Problem
Repeat every entry word for word, skipping the pictures.

━━━━━ Dataset rows ━━━━━

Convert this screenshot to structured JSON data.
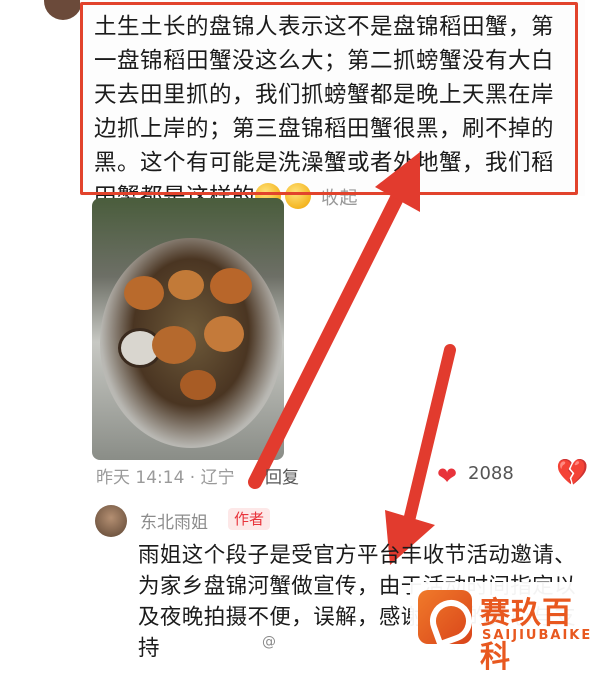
{
  "top_comment": {
    "text": "土生土长的盘锦人表示这不是盘锦稻田蟹，第一盘锦稻田蟹没这么大；第二抓螃蟹没有大白天去田里抓的，我们抓螃蟹都是晚上天黑在岸边抓上岸的；第三盘锦稻田蟹很黑，刷不掉的黑。这个有可能是洗澡蟹或者外地蟹，我们稻田蟹都是这样的",
    "collapse_label": "收起",
    "emoji_icons": [
      "shy-face-icon",
      "shy-face-icon"
    ]
  },
  "meta": {
    "time_location": "昨天 14:14 · 辽宁",
    "reply_label": "回复",
    "like_count": "2088",
    "like_icon": "heart-icon",
    "dislike_icon": "broken-heart-icon"
  },
  "reply": {
    "author": "东北雨姐",
    "badge": "作者",
    "text": "雨姐这个段子是受官方平台丰收节活动邀请、为家乡盘锦河蟹做宣传，由于活动时间指定以及夜晚拍摄不便，误解，感谢大家的关心与支持"
  },
  "watermark": {
    "left_text": "@",
    "logo_cn": "赛玖百科",
    "logo_en": "SAIJIUBAIKE"
  },
  "colors": {
    "highlight": "#e2432c",
    "arrow": "#e23b2e",
    "like": "#e8333b",
    "brand": "#e8581f"
  }
}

━━━━━

Problem solution
Convert this screenshot to structured JSON data.
{
  "top_comment": {
    "text": "土生土长的盘锦人表示这不是盘锦稻田蟹，第一盘锦稻田蟹没这么大；第二抓螃蟹没有大白天去田里抓的，我们抓螃蟹都是晚上天黑在岸边抓上岸的；第三盘锦稻田蟹很黑，刷不掉的黑。这个有可能是洗澡蟹或者外地蟹，我们稻田蟹都是这样的",
    "collapse_label": "收起",
    "emoji_icons": [
      "shy-face-icon",
      "shy-face-icon"
    ]
  },
  "meta": {
    "time_location": "昨天 14:14 · 辽宁",
    "reply_label": "回复",
    "like_count": "2088",
    "like_icon": "heart-icon",
    "dislike_icon": "broken-heart-icon"
  },
  "reply": {
    "author": "东北雨姐",
    "badge": "作者",
    "text": "雨姐这个段子是受官方平台丰收节活动邀请、为家乡盘锦河蟹做宣传，由于活动时间指定以及夜晚拍摄不便，误解，感谢大家的关心与支持"
  },
  "watermark": {
    "left_text": "@",
    "logo_cn": "赛玖百科",
    "logo_en": "SAIJIUBAIKE"
  },
  "colors": {
    "highlight": "#e2432c",
    "arrow": "#e23b2e",
    "like": "#e8333b",
    "brand": "#e8581f"
  }
}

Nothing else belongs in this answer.